→ Challenge: What follows is a listing. Return every line of it exactly.

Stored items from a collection
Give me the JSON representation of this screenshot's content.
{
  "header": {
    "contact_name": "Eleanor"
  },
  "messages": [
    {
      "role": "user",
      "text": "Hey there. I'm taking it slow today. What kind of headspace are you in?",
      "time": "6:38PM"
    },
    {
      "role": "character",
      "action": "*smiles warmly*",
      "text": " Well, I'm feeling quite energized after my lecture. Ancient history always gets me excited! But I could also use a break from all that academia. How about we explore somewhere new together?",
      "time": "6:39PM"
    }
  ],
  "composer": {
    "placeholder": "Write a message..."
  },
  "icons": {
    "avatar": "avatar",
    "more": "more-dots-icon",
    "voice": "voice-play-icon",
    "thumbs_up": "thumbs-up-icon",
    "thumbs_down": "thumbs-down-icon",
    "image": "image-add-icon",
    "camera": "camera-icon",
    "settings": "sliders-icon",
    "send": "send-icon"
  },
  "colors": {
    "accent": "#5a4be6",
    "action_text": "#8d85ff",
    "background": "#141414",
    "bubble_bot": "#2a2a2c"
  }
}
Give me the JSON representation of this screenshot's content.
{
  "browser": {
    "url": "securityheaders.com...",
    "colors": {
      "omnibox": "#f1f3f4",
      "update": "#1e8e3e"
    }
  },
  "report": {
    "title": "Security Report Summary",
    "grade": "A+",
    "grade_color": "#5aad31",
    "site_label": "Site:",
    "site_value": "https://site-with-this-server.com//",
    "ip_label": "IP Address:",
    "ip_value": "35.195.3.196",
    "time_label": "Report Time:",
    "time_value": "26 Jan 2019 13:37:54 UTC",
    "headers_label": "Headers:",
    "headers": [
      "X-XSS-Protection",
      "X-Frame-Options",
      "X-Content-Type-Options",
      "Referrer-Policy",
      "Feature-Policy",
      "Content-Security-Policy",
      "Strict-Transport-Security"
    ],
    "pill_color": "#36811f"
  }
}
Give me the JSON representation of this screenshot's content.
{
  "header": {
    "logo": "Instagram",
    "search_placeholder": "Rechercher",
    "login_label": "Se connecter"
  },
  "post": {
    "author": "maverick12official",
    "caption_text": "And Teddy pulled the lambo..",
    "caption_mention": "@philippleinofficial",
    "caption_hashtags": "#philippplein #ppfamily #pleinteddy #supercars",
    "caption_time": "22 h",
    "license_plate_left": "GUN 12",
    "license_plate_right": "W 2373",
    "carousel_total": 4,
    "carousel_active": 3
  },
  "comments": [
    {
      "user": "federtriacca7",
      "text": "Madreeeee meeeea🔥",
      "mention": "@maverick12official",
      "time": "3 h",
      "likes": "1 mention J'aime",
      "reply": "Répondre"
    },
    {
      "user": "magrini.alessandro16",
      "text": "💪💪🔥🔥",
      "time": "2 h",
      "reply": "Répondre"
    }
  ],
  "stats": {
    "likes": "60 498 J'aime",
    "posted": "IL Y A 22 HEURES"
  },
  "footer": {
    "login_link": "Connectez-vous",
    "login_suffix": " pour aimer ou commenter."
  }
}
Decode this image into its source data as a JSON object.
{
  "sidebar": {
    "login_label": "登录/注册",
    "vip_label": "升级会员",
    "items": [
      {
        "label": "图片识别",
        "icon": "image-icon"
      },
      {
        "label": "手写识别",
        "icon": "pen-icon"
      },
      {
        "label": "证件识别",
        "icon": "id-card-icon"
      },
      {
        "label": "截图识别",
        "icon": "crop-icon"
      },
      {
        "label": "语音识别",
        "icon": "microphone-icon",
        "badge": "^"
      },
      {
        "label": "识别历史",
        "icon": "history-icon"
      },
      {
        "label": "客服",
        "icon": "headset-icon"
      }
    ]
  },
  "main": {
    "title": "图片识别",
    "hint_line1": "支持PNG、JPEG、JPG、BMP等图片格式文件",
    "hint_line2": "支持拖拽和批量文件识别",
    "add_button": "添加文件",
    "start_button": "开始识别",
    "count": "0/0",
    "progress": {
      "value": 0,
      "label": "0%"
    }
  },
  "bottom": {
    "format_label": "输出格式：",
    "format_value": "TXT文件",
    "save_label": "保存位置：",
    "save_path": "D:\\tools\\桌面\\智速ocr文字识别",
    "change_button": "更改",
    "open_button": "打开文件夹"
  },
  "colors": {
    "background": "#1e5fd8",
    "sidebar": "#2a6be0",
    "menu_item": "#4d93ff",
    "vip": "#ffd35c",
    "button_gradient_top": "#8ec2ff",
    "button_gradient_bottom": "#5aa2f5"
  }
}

→ Answer to the exercise:
Give me the JSON representation of this screenshot's content.
{
  "header": {
    "contact_name": "Eleanor"
  },
  "messages": [
    {
      "role": "user",
      "text": "Hey there. I'm taking it slow today. What kind of headspace are you in?",
      "time": "6:38PM"
    },
    {
      "role": "character",
      "action": "*smiles warmly*",
      "text": " Well, I'm feeling quite energized after my lecture. Ancient history always gets me excited! But I could also use a break from all that academia. How about we explore somewhere new together?",
      "time": "6:39PM"
    }
  ],
  "composer": {
    "placeholder": "Write a message..."
  },
  "icons": {
    "avatar": "avatar",
    "more": "more-dots-icon",
    "voice": "voice-play-icon",
    "thumbs_up": "thumbs-up-icon",
    "thumbs_down": "thumbs-down-icon",
    "image": "image-add-icon",
    "camera": "camera-icon",
    "settings": "sliders-icon",
    "send": "send-icon"
  },
  "colors": {
    "accent": "#5a4be6",
    "action_text": "#8d85ff",
    "background": "#141414",
    "bubble_bot": "#2a2a2c"
  }
}
Give me the JSON representation of this screenshot's content.
{
  "browser": {
    "url": "securityheaders.com...",
    "colors": {
      "omnibox": "#f1f3f4",
      "update": "#1e8e3e"
    }
  },
  "report": {
    "title": "Security Report Summary",
    "grade": "A+",
    "grade_color": "#5aad31",
    "site_label": "Site:",
    "site_value": "https://site-with-this-server.com//",
    "ip_label": "IP Address:",
    "ip_value": "35.195.3.196",
    "time_label": "Report Time:",
    "time_value": "26 Jan 2019 13:37:54 UTC",
    "headers_label": "Headers:",
    "headers": [
      "X-XSS-Protection",
      "X-Frame-Options",
      "X-Content-Type-Options",
      "Referrer-Policy",
      "Feature-Policy",
      "Content-Security-Policy",
      "Strict-Transport-Security"
    ],
    "pill_color": "#36811f"
  }
}
Give me the JSON representation of this screenshot's content.
{
  "header": {
    "logo": "Instagram",
    "search_placeholder": "Rechercher",
    "login_label": "Se connecter"
  },
  "post": {
    "author": "maverick12official",
    "caption_text": "And Teddy pulled the lambo..",
    "caption_mention": "@philippleinofficial",
    "caption_hashtags": "#philippplein #ppfamily #pleinteddy #supercars",
    "caption_time": "22 h",
    "license_plate_left": "GUN 12",
    "license_plate_right": "W 2373",
    "carousel_total": 4,
    "carousel_active": 3
  },
  "comments": [
    {
      "user": "federtriacca7",
      "text": "Madreeeee meeeea🔥",
      "mention": "@maverick12official",
      "time": "3 h",
      "likes": "1 mention J'aime",
      "reply": "Répondre"
    },
    {
      "user": "magrini.alessandro16",
      "text": "💪💪🔥🔥",
      "time": "2 h",
      "reply": "Répondre"
    }
  ],
  "stats": {
    "likes": "60 498 J'aime",
    "posted": "IL Y A 22 HEURES"
  },
  "footer": {
    "login_link": "Connectez-vous",
    "login_suffix": " pour aimer ou commenter."
  }
}
Decode this image into its source data as a JSON object.
{
  "sidebar": {
    "login_label": "登录/注册",
    "vip_label": "升级会员",
    "items": [
      {
        "label": "图片识别",
        "icon": "image-icon"
      },
      {
        "label": "手写识别",
        "icon": "pen-icon"
      },
      {
        "label": "证件识别",
        "icon": "id-card-icon"
      },
      {
        "label": "截图识别",
        "icon": "crop-icon"
      },
      {
        "label": "语音识别",
        "icon": "microphone-icon",
        "badge": "^"
      },
      {
        "label": "识别历史",
        "icon": "history-icon"
      },
      {
        "label": "客服",
        "icon": "headset-icon"
      }
    ]
  },
  "main": {
    "title": "图片识别",
    "hint_line1": "支持PNG、JPEG、JPG、BMP等图片格式文件",
    "hint_line2": "支持拖拽和批量文件识别",
    "add_button": "添加文件",
    "start_button": "开始识别",
    "count": "0/0",
    "progress": {
      "value": 0,
      "label": "0%"
    }
  },
  "bottom": {
    "format_label": "输出格式：",
    "format_value": "TXT文件",
    "save_label": "保存位置：",
    "save_path": "D:\\tools\\桌面\\智速ocr文字识别",
    "change_button": "更改",
    "open_button": "打开文件夹"
  },
  "colors": {
    "background": "#1e5fd8",
    "sidebar": "#2a6be0",
    "menu_item": "#4d93ff",
    "vip": "#ffd35c",
    "button_gradient_top": "#8ec2ff",
    "button_gradient_bottom": "#5aa2f5"
  }
}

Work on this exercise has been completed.